Copy every record below exactly as written, but leave out the pictures.

++++ Rows

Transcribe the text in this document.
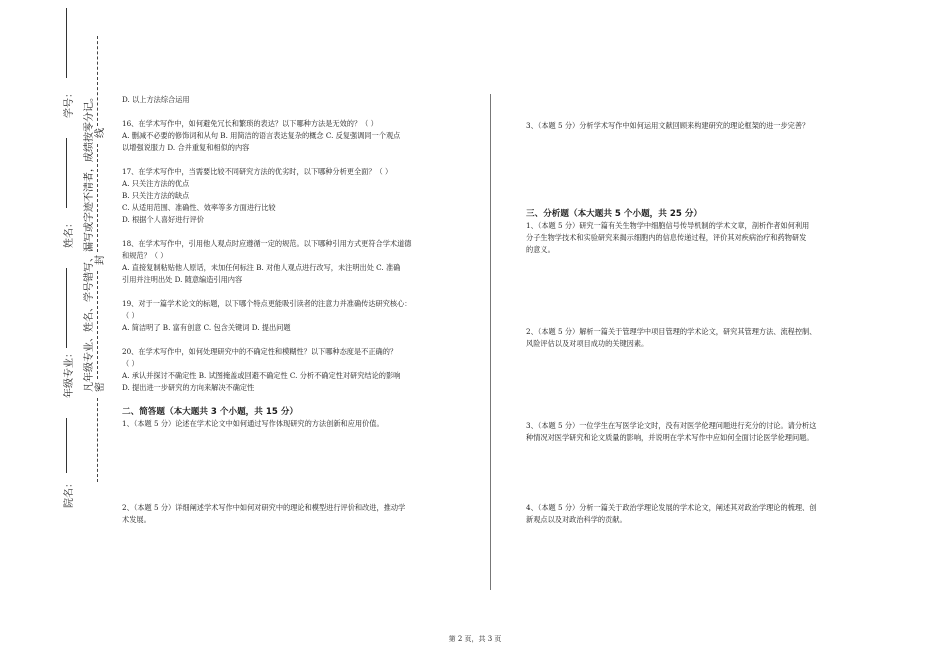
学号：
姓名：
年级专业：
院名：
凡年级专业、姓名、学号错写、漏写或字迹不清者，成绩按零分记。 线
封
密
D. 以上方法综合运用
16、在学术写作中，如何避免冗长和繁琐的表达？以下哪种方法是无效的？（ ）
A. 删减不必要的修饰词和从句 B. 用简洁的语言表达复杂的概念 C. 反复强调同一个观点
以增强说服力 D. 合并重复和相似的内容
17、在学术写作中，当需要比较不同研究方法的优劣时，以下哪种分析更全面？（ ）
A. 只关注方法的优点
B. 只关注方法的缺点
C. 从适用范围、准确性、效率等多方面进行比较
D. 根据个人喜好进行评价
18、在学术写作中，引用他人观点时应遵循一定的规范。以下哪种引用方式更符合学术道德
和规范？（ ）
A. 直接复制粘贴他人原话，未加任何标注 B. 对他人观点进行改写，未注明出处 C. 准确
引用并注明出处 D. 随意编造引用内容
19、对于一篇学术论文的标题，以下哪个特点更能吸引读者的注意力并准确传达研究核心：
（ ）
A. 简洁明了 B. 富有创意 C. 包含关键词 D. 提出问题
20、在学术写作中，如何处理研究中的不确定性和模糊性？以下哪种态度是不正确的？
（ ）
A. 承认并探讨不确定性 B. 试图掩盖或回避不确定性 C. 分析不确定性对研究结论的影响
D. 提出进一步研究的方向来解决不确定性
二、简答题（本大题共 3 个小题，共 15 分）
1、（本题 5 分）论述在学术论文中如何通过写作体现研究的方法创新和应用价值。
2、（本题 5 分）详细阐述学术写作中如何对研究中的理论和模型进行评价和改进，推动学
术发展。
3、（本题 5 分）分析学术写作中如何运用文献回顾来构建研究的理论框架的进一步完善？
三、分析题（本大题共 5 个小题，共 25 分）
1、（本题 5 分）研究一篇有关生物学中细胞信号传导机制的学术文章，剖析作者如何利用
分子生物学技术和实验研究来揭示细胞内的信息传递过程，评价其对疾病治疗和药物研发
的意义。
2、（本题 5 分）解析一篇关于管理学中项目管理的学术论文，研究其管理方法、流程控制、
风险评估以及对项目成功的关键因素。
3、（本题 5 分）一位学生在写医学论文时，没有对医学伦理问题进行充分的讨论。请分析这
种情况对医学研究和论文质量的影响，并说明在学术写作中应如何全面讨论医学伦理问题。
4、（本题 5 分）分析一篇关于政治学理论发展的学术论文，阐述其对政治学理论的梳理、创
新观点以及对政治科学的贡献。
第 2 页，共 3 页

++++++++

### Solved problem
Transcribe the text in this document.
学号：
姓名：
年级专业：
院名：
凡年级专业、姓名、学号错写、漏写或字迹不清者，成绩按零分记。 线
封
密
D. 以上方法综合运用
16、在学术写作中，如何避免冗长和繁琐的表达？以下哪种方法是无效的？（ ）
A. 删减不必要的修饰词和从句 B. 用简洁的语言表达复杂的概念 C. 反复强调同一个观点
以增强说服力 D. 合并重复和相似的内容
17、在学术写作中，当需要比较不同研究方法的优劣时，以下哪种分析更全面？（ ）
A. 只关注方法的优点
B. 只关注方法的缺点
C. 从适用范围、准确性、效率等多方面进行比较
D. 根据个人喜好进行评价
18、在学术写作中，引用他人观点时应遵循一定的规范。以下哪种引用方式更符合学术道德
和规范？（ ）
A. 直接复制粘贴他人原话，未加任何标注 B. 对他人观点进行改写，未注明出处 C. 准确
引用并注明出处 D. 随意编造引用内容
19、对于一篇学术论文的标题，以下哪个特点更能吸引读者的注意力并准确传达研究核心：
（ ）
A. 简洁明了 B. 富有创意 C. 包含关键词 D. 提出问题
20、在学术写作中，如何处理研究中的不确定性和模糊性？以下哪种态度是不正确的？
（ ）
A. 承认并探讨不确定性 B. 试图掩盖或回避不确定性 C. 分析不确定性对研究结论的影响
D. 提出进一步研究的方向来解决不确定性
二、简答题（本大题共 3 个小题，共 15 分）
1、（本题 5 分）论述在学术论文中如何通过写作体现研究的方法创新和应用价值。
2、（本题 5 分）详细阐述学术写作中如何对研究中的理论和模型进行评价和改进，推动学
术发展。
3、（本题 5 分）分析学术写作中如何运用文献回顾来构建研究的理论框架的进一步完善？
三、分析题（本大题共 5 个小题，共 25 分）
1、（本题 5 分）研究一篇有关生物学中细胞信号传导机制的学术文章，剖析作者如何利用
分子生物学技术和实验研究来揭示细胞内的信息传递过程，评价其对疾病治疗和药物研发
的意义。
2、（本题 5 分）解析一篇关于管理学中项目管理的学术论文，研究其管理方法、流程控制、
风险评估以及对项目成功的关键因素。
3、（本题 5 分）一位学生在写医学论文时，没有对医学伦理问题进行充分的讨论。请分析这
种情况对医学研究和论文质量的影响，并说明在学术写作中应如何全面讨论医学伦理问题。
4、（本题 5 分）分析一篇关于政治学理论发展的学术论文，阐述其对政治学理论的梳理、创
新观点以及对政治科学的贡献。
第 2 页，共 3 页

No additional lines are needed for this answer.